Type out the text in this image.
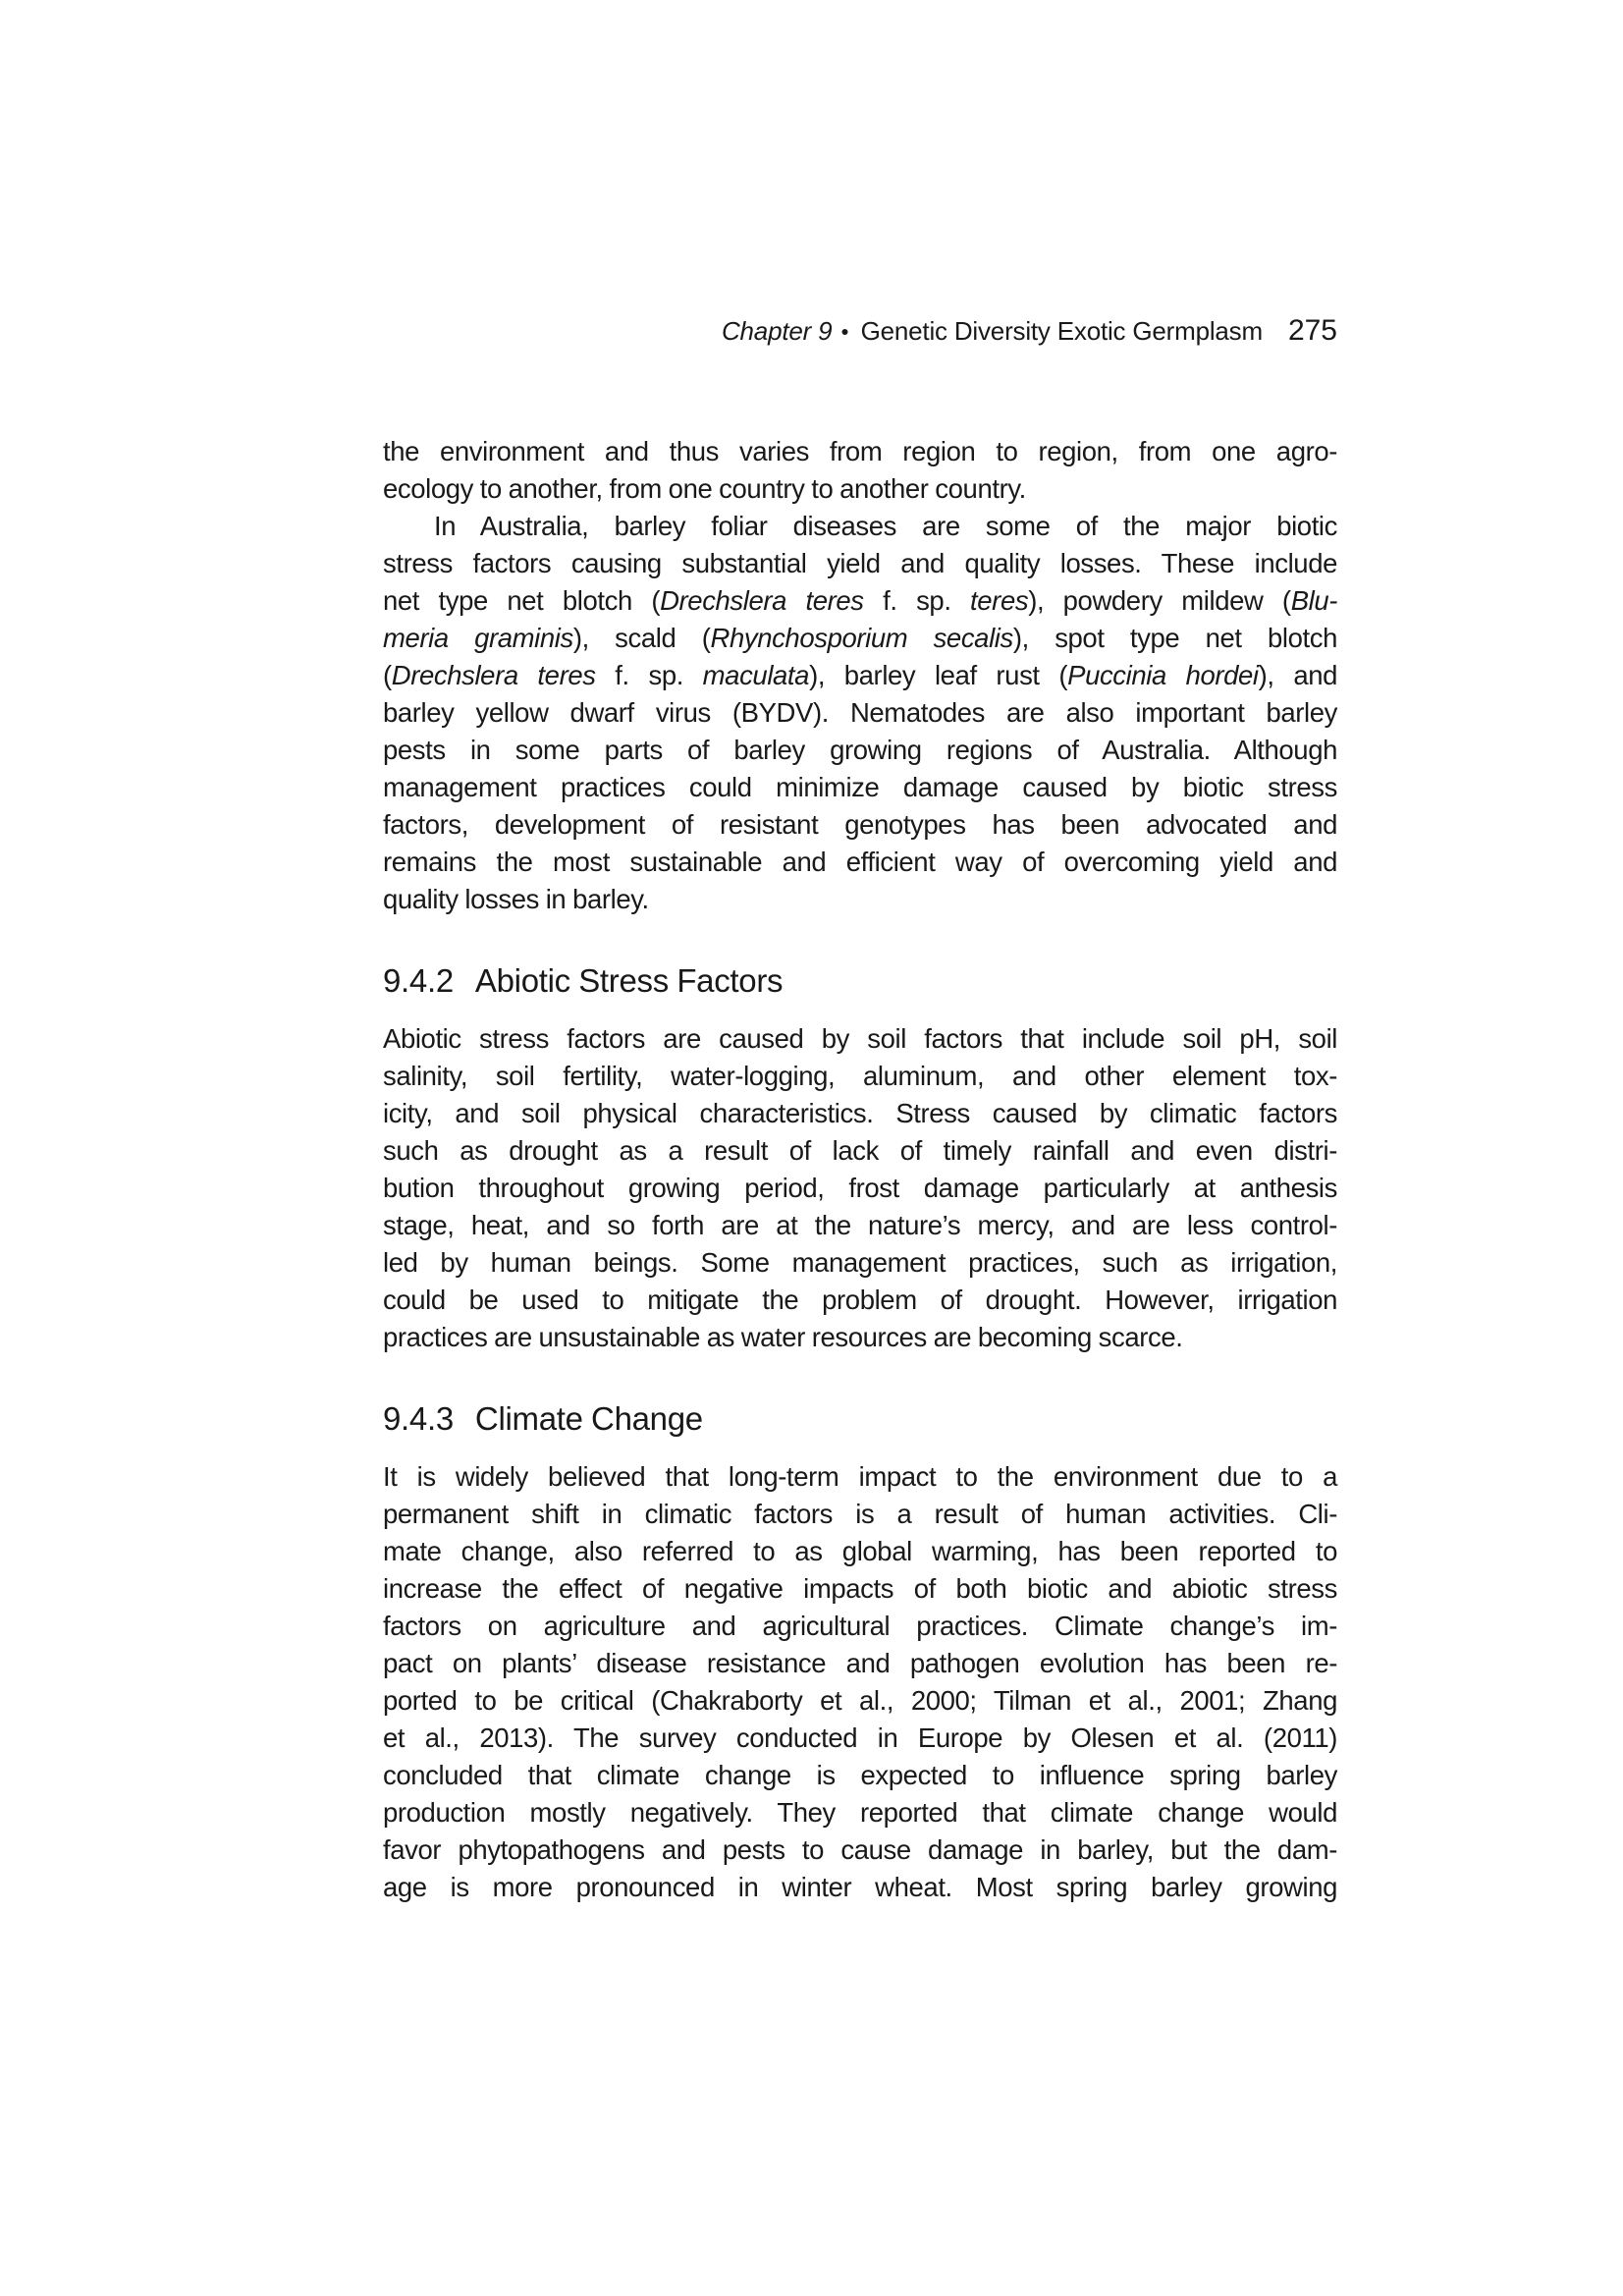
Chapter 9 ● Genetic Diversity Exotic Germplasm 275
the environment and thus varies from region to region, from one agro-
ecology to another, from one country to another country.
In Australia, barley foliar diseases are some of the major biotic
stress factors causing substantial yield and quality losses. These include
net type net blotch (Drechslera teres f. sp. teres), powdery mildew (Blu-
meria graminis), scald (Rhynchosporium secalis), spot type net blotch
(Drechslera teres f. sp. maculata), barley leaf rust (Puccinia hordei), and
barley yellow dwarf virus (BYDV). Nematodes are also important barley
pests in some parts of barley growing regions of Australia. Although
management practices could minimize damage caused by biotic stress
factors, development of resistant genotypes has been advocated and
remains the most sustainable and efficient way of overcoming yield and
quality losses in barley.
9.4.2 Abiotic Stress Factors
Abiotic stress factors are caused by soil factors that include soil pH, soil
salinity, soil fertility, water-logging, aluminum, and other element tox-
icity, and soil physical characteristics. Stress caused by climatic factors
such as drought as a result of lack of timely rainfall and even distri-
bution throughout growing period, frost damage particularly at anthesis
stage, heat, and so forth are at the nature’s mercy, and are less control-
led by human beings. Some management practices, such as irrigation,
could be used to mitigate the problem of drought. However, irrigation
practices are unsustainable as water resources are becoming scarce.
9.4.3 Climate Change
It is widely believed that long-term impact to the environment due to a
permanent shift in climatic factors is a result of human activities. Cli-
mate change, also referred to as global warming, has been reported to
increase the effect of negative impacts of both biotic and abiotic stress
factors on agriculture and agricultural practices. Climate change’s im-
pact on plants’ disease resistance and pathogen evolution has been re-
ported to be critical (Chakraborty et al., 2000; Tilman et al., 2001; Zhang
et al., 2013). The survey conducted in Europe by Olesen et al. (2011)
concluded that climate change is expected to influence spring barley
production mostly negatively. They reported that climate change would
favor phytopathogens and pests to cause damage in barley, but the dam-
age is more pronounced in winter wheat. Most spring barley growing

• • • • • • •

# Task goal:
Pictures stay out of this copy; write out the entries above exactly.

# Task answer:
Type out the text in this image.
Chapter 9 ● Genetic Diversity Exotic Germplasm 275
the environment and thus varies from region to region, from one agro-
ecology to another, from one country to another country.
In Australia, barley foliar diseases are some of the major biotic
stress factors causing substantial yield and quality losses. These include
net type net blotch (Drechslera teres f. sp. teres), powdery mildew (Blu-
meria graminis), scald (Rhynchosporium secalis), spot type net blotch
(Drechslera teres f. sp. maculata), barley leaf rust (Puccinia hordei), and
barley yellow dwarf virus (BYDV). Nematodes are also important barley
pests in some parts of barley growing regions of Australia. Although
management practices could minimize damage caused by biotic stress
factors, development of resistant genotypes has been advocated and
remains the most sustainable and efficient way of overcoming yield and
quality losses in barley.
9.4.2 Abiotic Stress Factors
Abiotic stress factors are caused by soil factors that include soil pH, soil
salinity, soil fertility, water-logging, aluminum, and other element tox-
icity, and soil physical characteristics. Stress caused by climatic factors
such as drought as a result of lack of timely rainfall and even distri-
bution throughout growing period, frost damage particularly at anthesis
stage, heat, and so forth are at the nature’s mercy, and are less control-
led by human beings. Some management practices, such as irrigation,
could be used to mitigate the problem of drought. However, irrigation
practices are unsustainable as water resources are becoming scarce.
9.4.3 Climate Change
It is widely believed that long-term impact to the environment due to a
permanent shift in climatic factors is a result of human activities. Cli-
mate change, also referred to as global warming, has been reported to
increase the effect of negative impacts of both biotic and abiotic stress
factors on agriculture and agricultural practices. Climate change’s im-
pact on plants’ disease resistance and pathogen evolution has been re-
ported to be critical (Chakraborty et al., 2000; Tilman et al., 2001; Zhang
et al., 2013). The survey conducted in Europe by Olesen et al. (2011)
concluded that climate change is expected to influence spring barley
production mostly negatively. They reported that climate change would
favor phytopathogens and pests to cause damage in barley, but the dam-
age is more pronounced in winter wheat. Most spring barley growing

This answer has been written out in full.